Requirement:
Show every line below where "this" can be found.

(Items from a figure collection)

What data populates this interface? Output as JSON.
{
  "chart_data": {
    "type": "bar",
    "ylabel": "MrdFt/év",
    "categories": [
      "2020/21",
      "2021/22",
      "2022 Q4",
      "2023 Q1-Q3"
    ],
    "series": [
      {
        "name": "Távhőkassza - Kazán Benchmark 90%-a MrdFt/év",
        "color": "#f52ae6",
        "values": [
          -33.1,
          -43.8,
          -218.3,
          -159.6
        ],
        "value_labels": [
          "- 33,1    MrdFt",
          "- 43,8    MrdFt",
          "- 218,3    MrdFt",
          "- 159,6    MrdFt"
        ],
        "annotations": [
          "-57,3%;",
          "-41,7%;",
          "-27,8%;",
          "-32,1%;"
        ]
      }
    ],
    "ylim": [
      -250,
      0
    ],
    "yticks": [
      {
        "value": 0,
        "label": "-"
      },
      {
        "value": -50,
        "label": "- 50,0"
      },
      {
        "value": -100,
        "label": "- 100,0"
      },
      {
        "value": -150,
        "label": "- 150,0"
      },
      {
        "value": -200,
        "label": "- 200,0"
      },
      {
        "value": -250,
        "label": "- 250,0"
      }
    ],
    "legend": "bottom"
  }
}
==
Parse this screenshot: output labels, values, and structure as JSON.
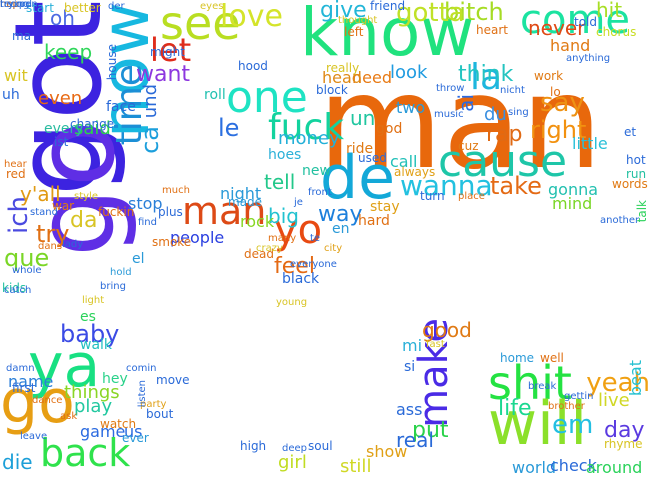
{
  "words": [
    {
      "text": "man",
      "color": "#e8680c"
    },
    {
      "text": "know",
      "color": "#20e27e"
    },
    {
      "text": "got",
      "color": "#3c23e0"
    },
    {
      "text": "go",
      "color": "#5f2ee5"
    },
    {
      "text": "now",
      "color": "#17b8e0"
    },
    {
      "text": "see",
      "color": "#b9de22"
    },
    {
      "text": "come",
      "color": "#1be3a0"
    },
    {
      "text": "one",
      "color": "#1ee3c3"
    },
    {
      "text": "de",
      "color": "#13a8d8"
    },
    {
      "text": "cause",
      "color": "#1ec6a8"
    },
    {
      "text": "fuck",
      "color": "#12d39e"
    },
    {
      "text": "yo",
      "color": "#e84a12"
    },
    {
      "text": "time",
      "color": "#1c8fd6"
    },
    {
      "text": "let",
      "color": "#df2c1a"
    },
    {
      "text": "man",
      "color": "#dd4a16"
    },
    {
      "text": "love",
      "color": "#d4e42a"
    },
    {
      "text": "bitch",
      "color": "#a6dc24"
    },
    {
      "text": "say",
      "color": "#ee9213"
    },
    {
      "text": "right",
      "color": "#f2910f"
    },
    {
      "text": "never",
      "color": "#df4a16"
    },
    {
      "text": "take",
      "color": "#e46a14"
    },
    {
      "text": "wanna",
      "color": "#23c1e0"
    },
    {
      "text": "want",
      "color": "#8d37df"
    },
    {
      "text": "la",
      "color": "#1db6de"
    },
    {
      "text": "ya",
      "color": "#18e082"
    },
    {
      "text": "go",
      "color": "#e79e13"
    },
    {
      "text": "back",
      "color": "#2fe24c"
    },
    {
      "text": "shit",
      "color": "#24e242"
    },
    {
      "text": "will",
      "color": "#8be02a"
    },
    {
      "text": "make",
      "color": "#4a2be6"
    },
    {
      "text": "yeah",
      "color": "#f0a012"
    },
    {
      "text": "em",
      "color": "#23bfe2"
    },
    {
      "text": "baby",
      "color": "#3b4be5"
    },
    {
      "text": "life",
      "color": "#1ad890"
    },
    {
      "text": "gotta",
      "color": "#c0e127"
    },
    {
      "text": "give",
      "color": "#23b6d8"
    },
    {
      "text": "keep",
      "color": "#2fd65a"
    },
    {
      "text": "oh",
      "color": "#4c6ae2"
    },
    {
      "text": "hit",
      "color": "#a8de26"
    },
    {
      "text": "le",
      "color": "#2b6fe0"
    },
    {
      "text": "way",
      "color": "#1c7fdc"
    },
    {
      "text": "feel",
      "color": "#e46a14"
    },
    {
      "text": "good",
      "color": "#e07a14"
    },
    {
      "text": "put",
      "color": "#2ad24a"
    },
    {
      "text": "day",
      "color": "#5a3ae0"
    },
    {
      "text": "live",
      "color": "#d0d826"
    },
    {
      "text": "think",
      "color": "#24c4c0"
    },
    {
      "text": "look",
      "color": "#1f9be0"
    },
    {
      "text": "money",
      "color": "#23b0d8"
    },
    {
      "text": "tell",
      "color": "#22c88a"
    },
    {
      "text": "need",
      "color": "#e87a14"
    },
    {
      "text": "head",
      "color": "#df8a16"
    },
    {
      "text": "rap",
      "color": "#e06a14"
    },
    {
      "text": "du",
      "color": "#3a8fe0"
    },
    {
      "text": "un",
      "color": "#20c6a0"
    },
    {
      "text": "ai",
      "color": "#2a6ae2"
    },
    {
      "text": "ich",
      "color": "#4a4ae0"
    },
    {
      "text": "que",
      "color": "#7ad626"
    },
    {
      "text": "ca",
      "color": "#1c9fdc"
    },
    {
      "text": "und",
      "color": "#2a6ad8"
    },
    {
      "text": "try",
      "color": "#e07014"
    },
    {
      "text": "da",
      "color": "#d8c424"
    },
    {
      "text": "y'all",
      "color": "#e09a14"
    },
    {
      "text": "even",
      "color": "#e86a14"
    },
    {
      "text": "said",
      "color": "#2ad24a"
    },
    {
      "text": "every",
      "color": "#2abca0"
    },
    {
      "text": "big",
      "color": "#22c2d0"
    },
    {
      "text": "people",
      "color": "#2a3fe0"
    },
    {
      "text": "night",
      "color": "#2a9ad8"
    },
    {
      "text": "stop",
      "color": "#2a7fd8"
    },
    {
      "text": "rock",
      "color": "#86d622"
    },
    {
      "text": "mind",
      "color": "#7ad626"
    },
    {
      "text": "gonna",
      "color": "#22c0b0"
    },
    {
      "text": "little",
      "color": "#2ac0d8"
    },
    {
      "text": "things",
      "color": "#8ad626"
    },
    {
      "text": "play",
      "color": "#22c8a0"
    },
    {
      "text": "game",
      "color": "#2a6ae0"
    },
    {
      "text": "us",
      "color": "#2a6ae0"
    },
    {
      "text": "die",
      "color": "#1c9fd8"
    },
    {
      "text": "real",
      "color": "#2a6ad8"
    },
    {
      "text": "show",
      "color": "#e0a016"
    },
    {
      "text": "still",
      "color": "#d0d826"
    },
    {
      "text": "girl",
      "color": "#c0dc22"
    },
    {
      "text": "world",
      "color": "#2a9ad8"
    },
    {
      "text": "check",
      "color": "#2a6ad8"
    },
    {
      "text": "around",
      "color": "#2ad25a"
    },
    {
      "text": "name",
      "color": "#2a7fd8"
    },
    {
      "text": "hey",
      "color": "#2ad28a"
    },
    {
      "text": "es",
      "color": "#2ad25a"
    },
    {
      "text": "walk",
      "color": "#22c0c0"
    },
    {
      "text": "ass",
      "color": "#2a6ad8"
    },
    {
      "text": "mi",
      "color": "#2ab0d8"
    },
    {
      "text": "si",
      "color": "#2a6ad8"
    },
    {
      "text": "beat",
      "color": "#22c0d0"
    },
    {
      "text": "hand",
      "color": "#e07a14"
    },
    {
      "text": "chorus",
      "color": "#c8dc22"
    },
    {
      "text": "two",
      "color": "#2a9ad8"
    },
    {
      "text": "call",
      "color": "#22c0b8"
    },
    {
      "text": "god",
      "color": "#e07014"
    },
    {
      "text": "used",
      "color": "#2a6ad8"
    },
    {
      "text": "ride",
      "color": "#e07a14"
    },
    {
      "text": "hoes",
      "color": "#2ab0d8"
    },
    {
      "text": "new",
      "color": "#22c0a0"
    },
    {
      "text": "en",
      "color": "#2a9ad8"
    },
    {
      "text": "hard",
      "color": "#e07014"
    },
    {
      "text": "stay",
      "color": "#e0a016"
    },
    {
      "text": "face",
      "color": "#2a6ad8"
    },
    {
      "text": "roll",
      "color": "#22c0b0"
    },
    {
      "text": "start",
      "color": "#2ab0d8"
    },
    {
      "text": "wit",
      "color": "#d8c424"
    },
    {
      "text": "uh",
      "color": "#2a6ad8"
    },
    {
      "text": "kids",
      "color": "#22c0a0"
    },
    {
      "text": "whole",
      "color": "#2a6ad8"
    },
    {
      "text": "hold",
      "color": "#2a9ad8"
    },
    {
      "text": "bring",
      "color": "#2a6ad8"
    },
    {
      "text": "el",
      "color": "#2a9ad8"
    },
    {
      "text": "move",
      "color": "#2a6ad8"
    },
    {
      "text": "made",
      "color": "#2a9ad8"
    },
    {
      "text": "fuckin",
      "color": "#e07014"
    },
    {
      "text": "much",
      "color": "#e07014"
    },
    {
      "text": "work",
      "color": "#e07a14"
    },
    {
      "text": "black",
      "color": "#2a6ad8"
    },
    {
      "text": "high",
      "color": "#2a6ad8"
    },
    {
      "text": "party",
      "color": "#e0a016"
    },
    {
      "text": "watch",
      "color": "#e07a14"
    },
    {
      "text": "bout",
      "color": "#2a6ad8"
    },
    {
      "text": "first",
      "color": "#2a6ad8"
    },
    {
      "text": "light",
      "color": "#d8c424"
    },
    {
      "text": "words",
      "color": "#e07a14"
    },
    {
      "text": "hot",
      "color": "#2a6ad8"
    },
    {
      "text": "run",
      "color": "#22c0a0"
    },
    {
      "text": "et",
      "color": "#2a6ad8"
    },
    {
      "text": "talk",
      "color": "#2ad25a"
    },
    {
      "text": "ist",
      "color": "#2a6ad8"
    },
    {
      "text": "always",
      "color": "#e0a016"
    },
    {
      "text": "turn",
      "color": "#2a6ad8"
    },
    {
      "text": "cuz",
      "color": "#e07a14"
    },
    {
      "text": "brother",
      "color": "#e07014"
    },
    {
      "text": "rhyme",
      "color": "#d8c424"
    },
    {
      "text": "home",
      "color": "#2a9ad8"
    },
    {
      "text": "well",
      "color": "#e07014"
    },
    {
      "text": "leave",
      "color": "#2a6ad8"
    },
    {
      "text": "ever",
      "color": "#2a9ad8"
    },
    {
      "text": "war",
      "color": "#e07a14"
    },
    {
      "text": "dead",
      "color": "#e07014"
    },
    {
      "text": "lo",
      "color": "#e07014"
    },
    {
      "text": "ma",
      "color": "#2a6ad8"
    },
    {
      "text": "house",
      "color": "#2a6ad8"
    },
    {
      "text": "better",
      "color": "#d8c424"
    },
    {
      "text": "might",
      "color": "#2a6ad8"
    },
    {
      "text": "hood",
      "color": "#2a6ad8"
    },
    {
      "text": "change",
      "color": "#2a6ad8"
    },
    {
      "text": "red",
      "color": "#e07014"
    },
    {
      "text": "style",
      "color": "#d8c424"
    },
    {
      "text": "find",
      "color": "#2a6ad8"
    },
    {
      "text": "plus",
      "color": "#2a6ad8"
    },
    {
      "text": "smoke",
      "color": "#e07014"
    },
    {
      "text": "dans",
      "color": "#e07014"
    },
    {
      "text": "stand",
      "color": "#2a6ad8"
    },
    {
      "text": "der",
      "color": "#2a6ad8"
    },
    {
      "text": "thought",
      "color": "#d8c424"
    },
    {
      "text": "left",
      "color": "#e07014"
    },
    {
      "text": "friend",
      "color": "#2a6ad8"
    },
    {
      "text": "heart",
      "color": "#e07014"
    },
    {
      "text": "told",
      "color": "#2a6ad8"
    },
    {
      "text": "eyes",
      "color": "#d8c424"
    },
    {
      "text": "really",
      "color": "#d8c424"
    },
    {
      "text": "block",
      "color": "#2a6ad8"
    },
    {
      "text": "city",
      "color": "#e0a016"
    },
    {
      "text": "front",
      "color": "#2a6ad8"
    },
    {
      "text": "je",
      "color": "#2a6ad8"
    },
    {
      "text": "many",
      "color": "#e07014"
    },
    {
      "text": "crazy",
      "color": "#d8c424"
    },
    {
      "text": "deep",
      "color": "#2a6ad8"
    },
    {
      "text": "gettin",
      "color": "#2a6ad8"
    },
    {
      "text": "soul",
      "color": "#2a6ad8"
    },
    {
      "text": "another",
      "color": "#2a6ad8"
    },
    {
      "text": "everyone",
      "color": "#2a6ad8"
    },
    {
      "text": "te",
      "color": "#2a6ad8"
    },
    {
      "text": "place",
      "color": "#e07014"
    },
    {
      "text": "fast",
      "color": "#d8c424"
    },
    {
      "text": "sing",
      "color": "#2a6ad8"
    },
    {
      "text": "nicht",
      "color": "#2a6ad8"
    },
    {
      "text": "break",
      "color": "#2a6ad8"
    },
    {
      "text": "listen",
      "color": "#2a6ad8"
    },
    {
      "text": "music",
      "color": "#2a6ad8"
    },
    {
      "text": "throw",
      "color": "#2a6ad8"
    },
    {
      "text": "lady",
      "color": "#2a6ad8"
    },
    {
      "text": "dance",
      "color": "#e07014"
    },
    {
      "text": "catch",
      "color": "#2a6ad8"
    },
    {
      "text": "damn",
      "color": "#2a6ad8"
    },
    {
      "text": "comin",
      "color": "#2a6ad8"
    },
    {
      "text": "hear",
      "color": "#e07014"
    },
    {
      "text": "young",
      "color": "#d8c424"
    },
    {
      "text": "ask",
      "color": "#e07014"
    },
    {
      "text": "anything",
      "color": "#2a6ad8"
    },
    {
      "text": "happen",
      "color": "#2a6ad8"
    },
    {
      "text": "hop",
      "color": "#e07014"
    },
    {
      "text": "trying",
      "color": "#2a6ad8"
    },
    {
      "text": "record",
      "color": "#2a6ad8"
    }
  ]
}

Reply to the task:
What data populates this interface? Output as JSON.
Parse this screenshot: output labels, values, and structure as JSON.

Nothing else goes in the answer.